## WHAT THE TASK ASKS
Work out how many lines in the data hold the word "false", and reply with that number only.

☆ ☆ ☆ ☆ ☆

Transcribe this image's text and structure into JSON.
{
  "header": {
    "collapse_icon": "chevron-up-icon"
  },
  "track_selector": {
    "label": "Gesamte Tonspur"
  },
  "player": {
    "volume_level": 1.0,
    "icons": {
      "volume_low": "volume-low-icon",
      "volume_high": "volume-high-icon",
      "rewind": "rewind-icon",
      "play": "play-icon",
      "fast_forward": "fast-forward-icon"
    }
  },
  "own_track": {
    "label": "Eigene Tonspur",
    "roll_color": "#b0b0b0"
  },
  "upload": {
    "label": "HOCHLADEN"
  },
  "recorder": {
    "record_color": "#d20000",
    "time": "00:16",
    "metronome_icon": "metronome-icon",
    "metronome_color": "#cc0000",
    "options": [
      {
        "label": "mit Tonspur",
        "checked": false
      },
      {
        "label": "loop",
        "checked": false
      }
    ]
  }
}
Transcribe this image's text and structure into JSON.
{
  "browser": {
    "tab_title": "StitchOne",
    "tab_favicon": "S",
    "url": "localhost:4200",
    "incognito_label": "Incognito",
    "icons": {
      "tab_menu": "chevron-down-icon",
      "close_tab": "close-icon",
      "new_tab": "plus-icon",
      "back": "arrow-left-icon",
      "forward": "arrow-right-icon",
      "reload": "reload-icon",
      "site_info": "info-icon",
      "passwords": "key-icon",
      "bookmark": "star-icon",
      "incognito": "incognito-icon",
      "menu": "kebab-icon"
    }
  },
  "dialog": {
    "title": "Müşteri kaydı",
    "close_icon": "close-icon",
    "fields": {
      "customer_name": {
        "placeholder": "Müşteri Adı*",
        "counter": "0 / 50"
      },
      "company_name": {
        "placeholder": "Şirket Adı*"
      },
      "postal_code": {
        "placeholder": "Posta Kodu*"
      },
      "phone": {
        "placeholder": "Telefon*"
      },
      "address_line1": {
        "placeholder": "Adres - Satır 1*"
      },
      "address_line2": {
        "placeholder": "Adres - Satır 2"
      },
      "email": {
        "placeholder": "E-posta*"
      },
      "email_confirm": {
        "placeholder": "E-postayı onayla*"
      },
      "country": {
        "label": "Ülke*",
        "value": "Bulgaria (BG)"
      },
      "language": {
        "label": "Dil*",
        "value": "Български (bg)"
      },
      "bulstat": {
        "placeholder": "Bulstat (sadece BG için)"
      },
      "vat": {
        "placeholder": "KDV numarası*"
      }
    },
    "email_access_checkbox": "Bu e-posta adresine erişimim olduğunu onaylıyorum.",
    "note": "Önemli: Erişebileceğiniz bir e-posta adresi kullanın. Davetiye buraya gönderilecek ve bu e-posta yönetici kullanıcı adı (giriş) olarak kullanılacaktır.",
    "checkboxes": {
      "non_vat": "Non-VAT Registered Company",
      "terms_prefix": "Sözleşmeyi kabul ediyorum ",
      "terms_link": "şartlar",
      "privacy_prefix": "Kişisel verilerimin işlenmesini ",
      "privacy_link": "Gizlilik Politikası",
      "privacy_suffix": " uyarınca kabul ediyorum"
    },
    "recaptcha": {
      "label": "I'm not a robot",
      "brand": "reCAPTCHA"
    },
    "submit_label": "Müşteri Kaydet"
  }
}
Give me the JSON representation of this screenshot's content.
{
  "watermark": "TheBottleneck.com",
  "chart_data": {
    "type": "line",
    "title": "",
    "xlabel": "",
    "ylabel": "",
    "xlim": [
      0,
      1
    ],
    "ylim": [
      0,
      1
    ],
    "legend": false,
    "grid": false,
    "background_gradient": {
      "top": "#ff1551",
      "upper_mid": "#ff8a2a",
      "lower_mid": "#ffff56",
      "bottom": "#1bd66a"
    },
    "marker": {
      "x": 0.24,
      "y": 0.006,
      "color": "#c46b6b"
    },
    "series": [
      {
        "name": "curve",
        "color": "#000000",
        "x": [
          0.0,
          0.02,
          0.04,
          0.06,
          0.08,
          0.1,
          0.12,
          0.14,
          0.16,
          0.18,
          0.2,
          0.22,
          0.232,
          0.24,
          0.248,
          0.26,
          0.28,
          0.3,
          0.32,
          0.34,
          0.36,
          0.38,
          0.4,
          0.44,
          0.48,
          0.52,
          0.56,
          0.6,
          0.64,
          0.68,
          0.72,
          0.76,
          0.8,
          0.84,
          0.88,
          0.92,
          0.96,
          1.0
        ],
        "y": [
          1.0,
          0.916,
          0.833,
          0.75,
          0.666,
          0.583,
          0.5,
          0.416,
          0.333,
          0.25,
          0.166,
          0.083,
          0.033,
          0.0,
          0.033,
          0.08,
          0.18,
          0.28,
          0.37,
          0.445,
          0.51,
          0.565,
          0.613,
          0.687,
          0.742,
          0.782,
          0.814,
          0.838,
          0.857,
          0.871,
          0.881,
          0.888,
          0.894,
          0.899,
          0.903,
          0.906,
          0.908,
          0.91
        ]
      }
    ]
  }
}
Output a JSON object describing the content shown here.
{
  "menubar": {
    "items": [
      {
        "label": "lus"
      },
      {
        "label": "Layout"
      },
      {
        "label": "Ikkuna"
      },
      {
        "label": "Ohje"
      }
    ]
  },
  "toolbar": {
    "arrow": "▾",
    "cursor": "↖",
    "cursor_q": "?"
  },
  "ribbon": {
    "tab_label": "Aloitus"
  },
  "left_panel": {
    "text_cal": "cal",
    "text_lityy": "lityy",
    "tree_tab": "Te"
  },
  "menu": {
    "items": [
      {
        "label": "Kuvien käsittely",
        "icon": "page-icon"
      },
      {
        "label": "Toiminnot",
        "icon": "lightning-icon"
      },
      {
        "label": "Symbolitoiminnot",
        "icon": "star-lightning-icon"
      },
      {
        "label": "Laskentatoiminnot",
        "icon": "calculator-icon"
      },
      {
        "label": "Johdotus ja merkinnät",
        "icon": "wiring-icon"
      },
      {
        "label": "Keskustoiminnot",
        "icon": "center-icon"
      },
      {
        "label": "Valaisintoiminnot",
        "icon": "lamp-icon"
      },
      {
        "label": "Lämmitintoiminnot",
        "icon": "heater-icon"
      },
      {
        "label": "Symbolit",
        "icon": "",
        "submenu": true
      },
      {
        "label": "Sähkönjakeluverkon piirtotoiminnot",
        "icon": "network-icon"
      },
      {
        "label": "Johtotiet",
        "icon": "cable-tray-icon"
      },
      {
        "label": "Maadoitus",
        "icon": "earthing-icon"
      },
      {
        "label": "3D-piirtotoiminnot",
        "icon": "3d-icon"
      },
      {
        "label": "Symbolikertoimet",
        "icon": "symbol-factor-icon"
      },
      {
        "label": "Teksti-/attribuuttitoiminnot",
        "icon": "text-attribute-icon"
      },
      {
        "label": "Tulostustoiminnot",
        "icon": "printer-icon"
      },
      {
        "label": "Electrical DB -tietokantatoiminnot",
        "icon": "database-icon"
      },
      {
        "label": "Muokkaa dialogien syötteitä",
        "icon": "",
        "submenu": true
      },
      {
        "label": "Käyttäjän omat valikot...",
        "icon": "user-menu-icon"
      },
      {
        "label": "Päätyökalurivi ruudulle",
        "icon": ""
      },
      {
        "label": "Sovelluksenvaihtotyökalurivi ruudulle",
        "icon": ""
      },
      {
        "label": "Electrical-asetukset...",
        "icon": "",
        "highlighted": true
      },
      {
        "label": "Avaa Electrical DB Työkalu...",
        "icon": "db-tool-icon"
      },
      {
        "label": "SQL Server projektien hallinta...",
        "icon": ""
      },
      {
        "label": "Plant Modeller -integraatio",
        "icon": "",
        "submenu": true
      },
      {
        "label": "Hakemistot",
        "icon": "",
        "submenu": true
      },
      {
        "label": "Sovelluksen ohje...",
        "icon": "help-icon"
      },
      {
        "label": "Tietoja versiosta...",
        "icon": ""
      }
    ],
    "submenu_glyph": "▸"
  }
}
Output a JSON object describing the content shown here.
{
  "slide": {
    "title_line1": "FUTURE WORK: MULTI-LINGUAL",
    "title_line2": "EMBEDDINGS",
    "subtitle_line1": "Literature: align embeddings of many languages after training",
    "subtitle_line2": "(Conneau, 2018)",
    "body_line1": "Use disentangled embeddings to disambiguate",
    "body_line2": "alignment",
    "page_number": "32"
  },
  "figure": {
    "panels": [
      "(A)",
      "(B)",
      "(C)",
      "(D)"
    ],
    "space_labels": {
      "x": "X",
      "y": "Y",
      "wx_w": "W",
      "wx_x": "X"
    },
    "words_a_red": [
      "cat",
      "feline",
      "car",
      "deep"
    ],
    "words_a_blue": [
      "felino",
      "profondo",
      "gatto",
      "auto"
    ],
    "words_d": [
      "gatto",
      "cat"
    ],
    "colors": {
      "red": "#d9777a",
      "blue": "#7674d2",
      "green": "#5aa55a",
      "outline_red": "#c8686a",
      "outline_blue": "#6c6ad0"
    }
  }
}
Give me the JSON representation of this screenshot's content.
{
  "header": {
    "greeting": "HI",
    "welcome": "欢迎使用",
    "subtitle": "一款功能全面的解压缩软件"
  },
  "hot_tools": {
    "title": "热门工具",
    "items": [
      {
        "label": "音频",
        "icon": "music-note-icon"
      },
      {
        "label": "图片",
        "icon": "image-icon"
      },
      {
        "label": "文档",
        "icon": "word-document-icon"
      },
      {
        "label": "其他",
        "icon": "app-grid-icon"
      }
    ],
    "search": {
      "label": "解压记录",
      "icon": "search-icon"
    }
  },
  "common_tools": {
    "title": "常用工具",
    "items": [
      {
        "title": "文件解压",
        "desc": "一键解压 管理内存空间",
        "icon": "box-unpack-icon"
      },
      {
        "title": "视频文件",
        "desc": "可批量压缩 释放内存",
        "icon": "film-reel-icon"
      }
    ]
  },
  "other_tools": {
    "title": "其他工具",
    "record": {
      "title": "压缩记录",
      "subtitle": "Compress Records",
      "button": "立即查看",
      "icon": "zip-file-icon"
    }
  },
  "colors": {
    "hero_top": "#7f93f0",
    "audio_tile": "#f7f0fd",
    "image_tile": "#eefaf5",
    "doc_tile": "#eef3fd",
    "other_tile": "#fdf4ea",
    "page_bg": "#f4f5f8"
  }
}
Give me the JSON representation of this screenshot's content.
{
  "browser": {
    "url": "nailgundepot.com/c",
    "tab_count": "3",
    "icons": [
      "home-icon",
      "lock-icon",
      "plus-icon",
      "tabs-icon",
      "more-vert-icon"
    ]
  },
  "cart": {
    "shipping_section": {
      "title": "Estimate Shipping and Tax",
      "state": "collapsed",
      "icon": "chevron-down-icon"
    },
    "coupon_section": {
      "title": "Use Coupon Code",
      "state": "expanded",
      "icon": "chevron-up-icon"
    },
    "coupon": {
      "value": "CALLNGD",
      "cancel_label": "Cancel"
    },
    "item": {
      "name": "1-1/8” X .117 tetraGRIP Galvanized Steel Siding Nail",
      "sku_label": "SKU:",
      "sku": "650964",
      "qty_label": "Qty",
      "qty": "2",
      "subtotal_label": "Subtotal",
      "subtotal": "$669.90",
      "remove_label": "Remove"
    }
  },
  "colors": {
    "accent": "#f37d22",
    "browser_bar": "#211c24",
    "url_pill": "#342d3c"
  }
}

☆ ☆ ☆ ☆ ☆

## PROBLEM SOLUTION
4